* [ASSIGNMENT]
From the entries below, please gather each line containing the string "Sugars".

* [Records excerpted from a collection]
+ + + + +
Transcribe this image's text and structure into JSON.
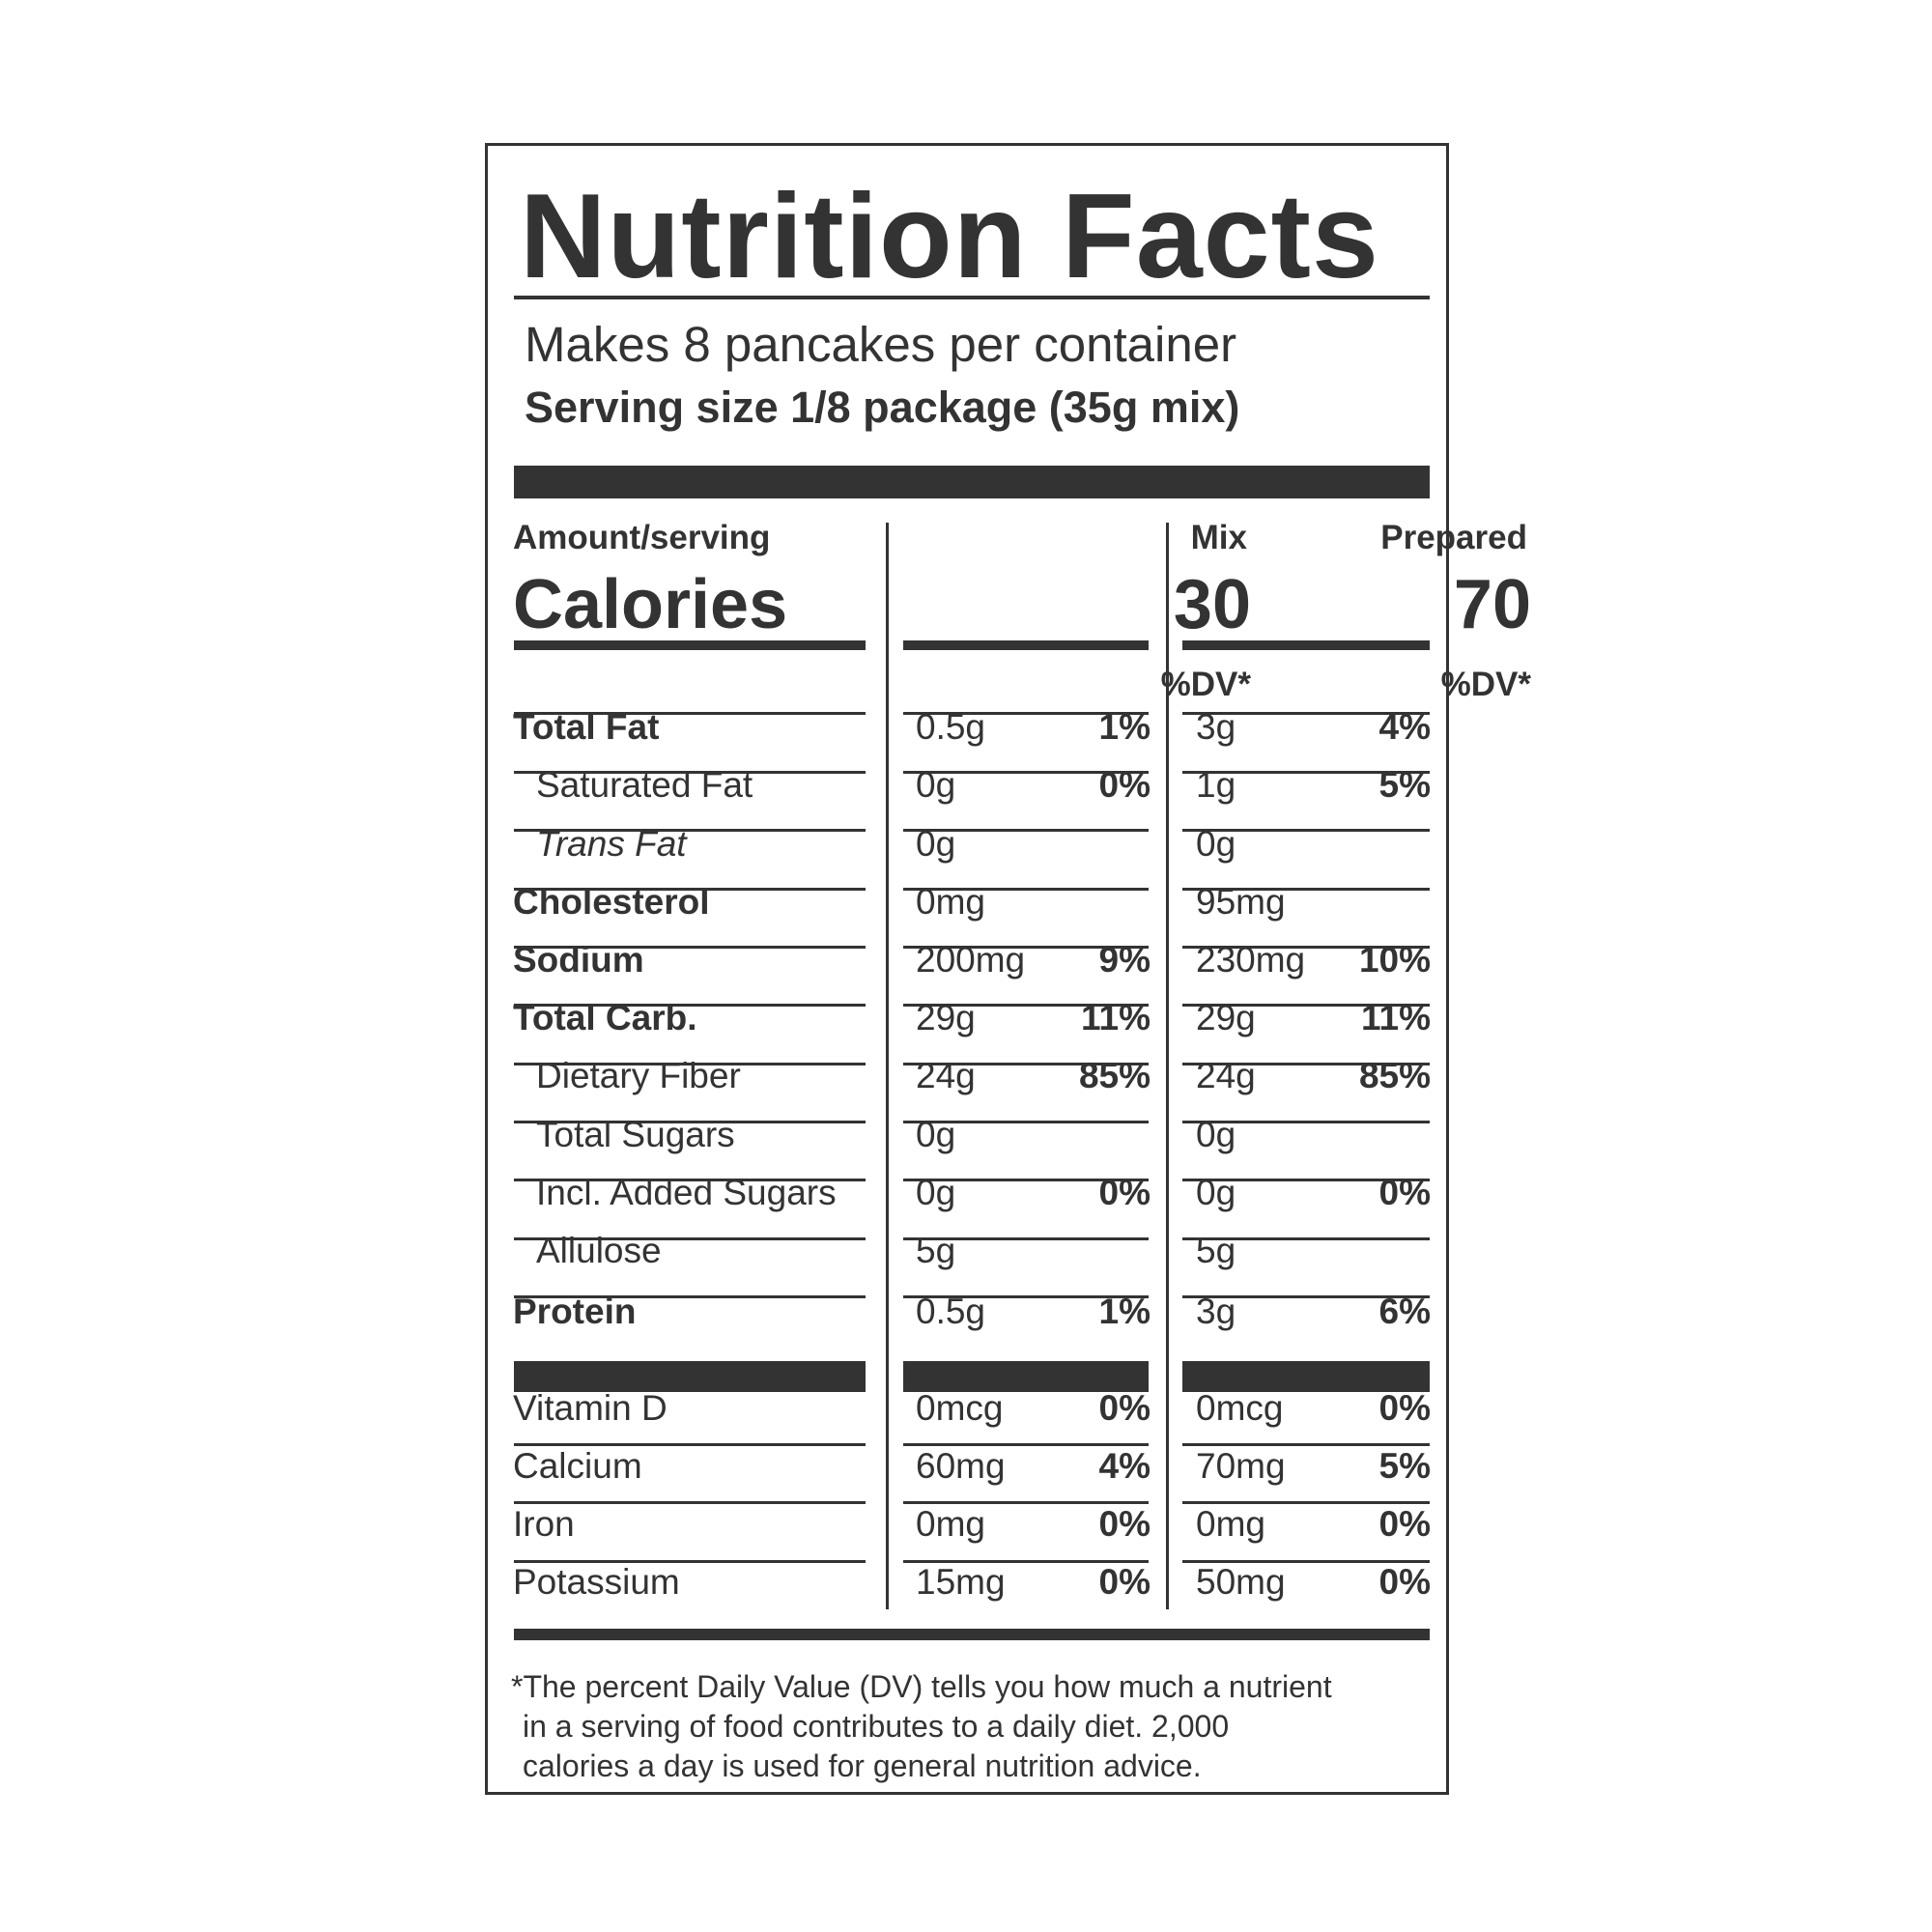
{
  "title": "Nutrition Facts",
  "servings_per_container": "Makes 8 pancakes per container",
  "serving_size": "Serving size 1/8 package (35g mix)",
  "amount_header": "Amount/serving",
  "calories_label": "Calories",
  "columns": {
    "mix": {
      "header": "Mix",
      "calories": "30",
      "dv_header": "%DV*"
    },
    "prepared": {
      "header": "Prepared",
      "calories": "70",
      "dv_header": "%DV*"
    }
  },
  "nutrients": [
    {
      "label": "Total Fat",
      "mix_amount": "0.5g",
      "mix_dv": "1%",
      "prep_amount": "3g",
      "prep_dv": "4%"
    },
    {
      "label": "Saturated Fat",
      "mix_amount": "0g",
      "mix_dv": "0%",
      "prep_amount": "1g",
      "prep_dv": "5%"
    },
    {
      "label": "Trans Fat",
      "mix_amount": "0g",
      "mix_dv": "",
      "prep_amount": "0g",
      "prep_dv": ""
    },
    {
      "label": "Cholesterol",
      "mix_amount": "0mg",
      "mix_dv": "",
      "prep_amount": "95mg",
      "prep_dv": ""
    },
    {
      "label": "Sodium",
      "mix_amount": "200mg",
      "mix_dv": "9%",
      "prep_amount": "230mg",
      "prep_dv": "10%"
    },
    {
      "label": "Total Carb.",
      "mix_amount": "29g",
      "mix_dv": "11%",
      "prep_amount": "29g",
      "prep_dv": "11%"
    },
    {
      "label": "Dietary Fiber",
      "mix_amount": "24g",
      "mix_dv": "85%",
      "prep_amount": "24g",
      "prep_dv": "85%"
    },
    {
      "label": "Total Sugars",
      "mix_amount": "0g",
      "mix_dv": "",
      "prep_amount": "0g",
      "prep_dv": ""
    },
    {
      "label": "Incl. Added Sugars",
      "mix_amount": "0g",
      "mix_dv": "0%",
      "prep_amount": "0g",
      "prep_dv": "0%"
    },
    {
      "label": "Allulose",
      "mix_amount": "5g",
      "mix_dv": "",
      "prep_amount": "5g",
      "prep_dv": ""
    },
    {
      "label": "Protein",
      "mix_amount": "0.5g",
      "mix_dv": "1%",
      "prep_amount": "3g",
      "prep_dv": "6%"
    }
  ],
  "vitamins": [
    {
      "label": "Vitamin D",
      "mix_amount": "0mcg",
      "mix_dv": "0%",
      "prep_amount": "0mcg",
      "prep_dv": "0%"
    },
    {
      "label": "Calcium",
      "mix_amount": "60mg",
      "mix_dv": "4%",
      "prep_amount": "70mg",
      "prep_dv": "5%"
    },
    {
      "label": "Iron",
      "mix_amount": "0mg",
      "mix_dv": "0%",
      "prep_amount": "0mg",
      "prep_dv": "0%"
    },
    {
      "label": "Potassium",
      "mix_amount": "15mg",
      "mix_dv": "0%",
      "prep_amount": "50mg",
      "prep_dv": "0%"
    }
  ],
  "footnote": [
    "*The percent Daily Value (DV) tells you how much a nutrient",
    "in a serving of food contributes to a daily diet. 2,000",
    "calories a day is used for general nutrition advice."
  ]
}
+ + + + +
* [ANSWER TO THIS EXERCISE]
      "label": "Total Sugars",
      "label": "Incl. Added Sugars",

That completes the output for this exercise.